• [DOCUMENT]
++++++++

Sensible valuation of mineral properties has become more critical through the current low phase of the market cycle. Valuation of mineral properties at the exploration stage is an area where both valuators and users of valuations need to understand the challenges and uncertainties involved. Sorting the wheat from the chaff can be challenging for non-technical readers of such valuation reports. However, these readers can look for certain aspects in the reports to satisfy themselves as to the quality of the work and the confidence they can have in the assigned values.
The valuator, as defined in the CIMVal Standards and Guidelines for Valuation of Mineral Properties (which can be found at www.cim.org, and are being updated) must have the appropriate qualifications and exploration experience relevant to the property being valued, so that the requirements of the relevant national reporting standard (e.g., CIMVal standards and guidelines in Canada, the VALMIN code in Australia and the SAMVAL code in South Africa) can be satisfied. His or her certificate, attesting to these qualifications and experience, should be included in the report. Except in limited circumstances, which must be explained, the valuator should be independent and undertake a site visit to the property.
Values should be derived using more than one valuation method whenever possible. The method applied depends on the nature of the valuation, the development status of the mineral property, and the extent and reliability of available information.
There are three generally accepted valuation approaches in the mining industry: income approach, which is based on expected benefits, usually in the form of discounted cash flow; cost approach, based on the principle of contribution to value through past exploration expenditures; and market approach, based on actual or comparable transactions.

++++++++

• [DIRECTION] According to the text on valuing mineral properties, what are the three generally accepted valuation approaches in the mining industry? The rows that come next have no connection to the text on valuing mineral properties.

• [RECORDS SUPPLIED]
++++++++

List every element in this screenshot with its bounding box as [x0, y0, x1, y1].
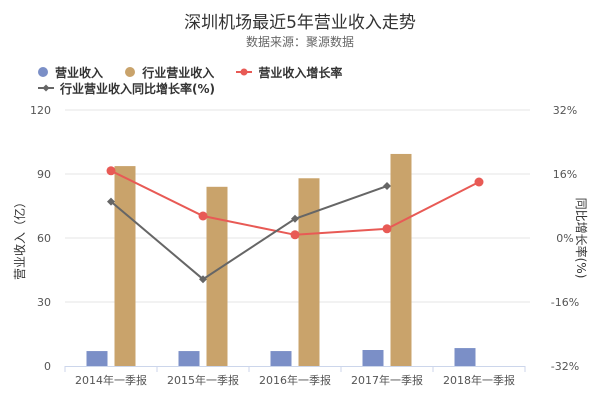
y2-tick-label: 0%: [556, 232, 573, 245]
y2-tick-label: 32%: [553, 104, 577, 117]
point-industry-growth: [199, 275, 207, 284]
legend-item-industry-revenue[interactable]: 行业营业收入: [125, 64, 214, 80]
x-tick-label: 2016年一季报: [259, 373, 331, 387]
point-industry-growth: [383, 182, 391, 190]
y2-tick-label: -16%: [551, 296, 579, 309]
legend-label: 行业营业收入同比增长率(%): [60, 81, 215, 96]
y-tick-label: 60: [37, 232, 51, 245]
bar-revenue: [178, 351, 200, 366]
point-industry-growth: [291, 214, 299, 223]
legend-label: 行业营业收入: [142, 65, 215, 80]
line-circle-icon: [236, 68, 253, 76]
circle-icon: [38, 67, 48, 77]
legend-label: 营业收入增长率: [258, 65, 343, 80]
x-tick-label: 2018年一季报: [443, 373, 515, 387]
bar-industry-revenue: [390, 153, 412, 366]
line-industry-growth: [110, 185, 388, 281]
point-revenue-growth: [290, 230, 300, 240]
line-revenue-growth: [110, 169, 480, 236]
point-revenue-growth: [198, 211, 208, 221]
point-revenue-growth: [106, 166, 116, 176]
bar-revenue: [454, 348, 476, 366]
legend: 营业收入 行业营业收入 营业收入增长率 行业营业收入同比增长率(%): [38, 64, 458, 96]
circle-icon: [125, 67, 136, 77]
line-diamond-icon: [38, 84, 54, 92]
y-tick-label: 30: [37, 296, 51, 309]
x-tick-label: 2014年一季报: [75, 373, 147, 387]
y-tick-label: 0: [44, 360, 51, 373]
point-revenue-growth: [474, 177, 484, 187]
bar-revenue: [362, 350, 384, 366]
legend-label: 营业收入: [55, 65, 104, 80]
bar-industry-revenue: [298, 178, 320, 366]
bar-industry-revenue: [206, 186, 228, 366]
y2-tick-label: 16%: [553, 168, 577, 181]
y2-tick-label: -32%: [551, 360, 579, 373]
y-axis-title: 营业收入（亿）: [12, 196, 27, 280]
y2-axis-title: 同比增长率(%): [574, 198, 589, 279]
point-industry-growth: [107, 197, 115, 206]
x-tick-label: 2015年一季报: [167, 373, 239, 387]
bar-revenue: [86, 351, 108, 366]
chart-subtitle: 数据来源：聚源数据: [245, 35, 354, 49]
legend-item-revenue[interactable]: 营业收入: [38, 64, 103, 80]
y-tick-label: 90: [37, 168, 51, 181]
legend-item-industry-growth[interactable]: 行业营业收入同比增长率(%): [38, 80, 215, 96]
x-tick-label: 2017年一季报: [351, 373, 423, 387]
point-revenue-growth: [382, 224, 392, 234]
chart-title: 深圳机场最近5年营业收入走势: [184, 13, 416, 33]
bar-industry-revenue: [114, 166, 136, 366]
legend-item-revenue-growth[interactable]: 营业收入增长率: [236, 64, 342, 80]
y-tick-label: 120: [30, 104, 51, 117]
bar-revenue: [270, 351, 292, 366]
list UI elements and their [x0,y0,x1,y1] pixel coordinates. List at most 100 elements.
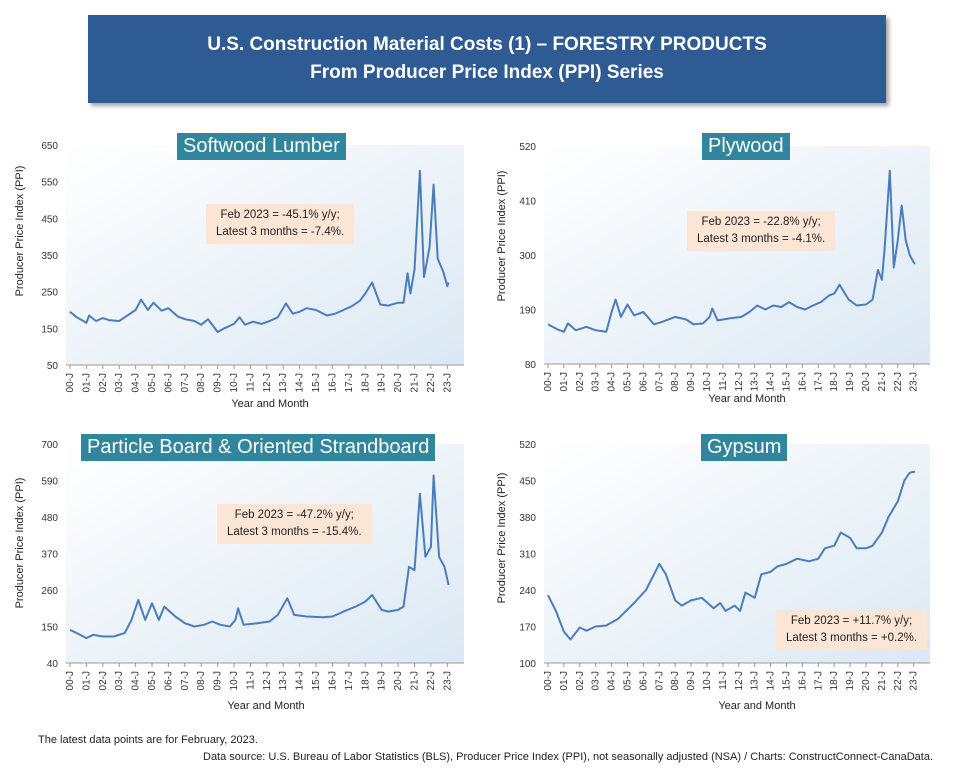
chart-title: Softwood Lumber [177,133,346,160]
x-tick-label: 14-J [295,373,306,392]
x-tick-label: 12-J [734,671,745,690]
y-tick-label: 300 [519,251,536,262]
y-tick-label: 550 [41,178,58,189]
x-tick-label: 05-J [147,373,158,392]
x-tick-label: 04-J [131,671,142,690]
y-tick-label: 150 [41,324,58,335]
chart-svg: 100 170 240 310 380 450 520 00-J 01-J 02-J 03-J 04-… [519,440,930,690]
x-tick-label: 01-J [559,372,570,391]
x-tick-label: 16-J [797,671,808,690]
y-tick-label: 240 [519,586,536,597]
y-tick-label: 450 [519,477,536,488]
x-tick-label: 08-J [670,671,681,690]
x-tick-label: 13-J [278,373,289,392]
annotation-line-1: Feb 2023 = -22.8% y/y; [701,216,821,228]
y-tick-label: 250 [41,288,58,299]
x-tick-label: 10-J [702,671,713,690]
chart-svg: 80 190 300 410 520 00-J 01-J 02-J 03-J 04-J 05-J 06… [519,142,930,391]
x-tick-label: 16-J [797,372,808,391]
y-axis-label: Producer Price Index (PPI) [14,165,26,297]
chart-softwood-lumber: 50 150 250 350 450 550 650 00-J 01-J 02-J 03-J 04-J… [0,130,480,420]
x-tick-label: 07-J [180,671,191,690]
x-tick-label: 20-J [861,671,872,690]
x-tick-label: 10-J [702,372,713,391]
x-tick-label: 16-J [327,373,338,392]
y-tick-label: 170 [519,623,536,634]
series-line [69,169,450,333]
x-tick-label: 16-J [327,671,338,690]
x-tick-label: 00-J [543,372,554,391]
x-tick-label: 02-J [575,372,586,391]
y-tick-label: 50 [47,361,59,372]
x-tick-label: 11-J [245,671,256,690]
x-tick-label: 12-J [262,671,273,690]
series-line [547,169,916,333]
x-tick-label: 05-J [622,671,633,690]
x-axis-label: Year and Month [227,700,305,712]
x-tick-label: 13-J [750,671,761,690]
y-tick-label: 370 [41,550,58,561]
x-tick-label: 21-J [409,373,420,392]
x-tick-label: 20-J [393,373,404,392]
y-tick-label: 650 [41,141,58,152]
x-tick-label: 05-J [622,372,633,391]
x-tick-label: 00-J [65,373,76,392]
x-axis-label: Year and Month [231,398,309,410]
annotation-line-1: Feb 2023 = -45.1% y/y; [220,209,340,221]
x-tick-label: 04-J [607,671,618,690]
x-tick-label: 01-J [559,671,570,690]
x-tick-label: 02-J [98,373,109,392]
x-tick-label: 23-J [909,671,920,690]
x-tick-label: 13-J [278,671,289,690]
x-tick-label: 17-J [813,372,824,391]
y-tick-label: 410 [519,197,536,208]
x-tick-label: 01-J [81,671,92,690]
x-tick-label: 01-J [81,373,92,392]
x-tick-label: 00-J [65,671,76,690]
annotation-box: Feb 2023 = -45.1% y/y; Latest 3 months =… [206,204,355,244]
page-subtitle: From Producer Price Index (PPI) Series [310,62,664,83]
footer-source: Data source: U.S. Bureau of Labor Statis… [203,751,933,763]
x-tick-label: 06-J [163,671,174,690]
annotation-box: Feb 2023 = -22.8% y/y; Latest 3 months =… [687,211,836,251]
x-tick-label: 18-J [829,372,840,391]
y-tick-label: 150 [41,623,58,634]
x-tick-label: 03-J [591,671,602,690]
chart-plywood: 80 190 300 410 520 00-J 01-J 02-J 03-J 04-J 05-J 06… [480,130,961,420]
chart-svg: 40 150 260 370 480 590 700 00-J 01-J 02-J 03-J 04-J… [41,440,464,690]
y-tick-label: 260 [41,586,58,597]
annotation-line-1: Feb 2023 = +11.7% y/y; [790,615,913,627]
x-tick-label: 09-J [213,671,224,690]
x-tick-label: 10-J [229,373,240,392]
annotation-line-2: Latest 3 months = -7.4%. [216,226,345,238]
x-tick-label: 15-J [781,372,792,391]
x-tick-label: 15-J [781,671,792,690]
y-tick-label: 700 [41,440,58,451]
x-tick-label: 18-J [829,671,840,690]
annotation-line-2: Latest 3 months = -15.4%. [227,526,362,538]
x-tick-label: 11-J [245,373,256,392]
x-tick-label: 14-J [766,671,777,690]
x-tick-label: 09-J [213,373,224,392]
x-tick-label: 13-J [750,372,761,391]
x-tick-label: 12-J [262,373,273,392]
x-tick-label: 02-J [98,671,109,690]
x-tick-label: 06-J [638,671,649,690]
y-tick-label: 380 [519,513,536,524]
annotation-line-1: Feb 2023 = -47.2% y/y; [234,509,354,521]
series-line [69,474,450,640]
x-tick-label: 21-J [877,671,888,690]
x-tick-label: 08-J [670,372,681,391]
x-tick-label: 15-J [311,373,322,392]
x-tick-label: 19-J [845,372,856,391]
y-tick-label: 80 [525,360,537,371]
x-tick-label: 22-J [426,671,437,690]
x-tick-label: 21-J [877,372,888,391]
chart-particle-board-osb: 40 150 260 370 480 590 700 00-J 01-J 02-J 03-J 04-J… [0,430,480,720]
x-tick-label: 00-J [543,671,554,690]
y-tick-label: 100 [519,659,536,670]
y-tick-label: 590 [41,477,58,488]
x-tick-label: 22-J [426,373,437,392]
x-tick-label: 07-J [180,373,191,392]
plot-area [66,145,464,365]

++++++++

• [FINAL RESULT] The income approach, the cost approach, and the market approach.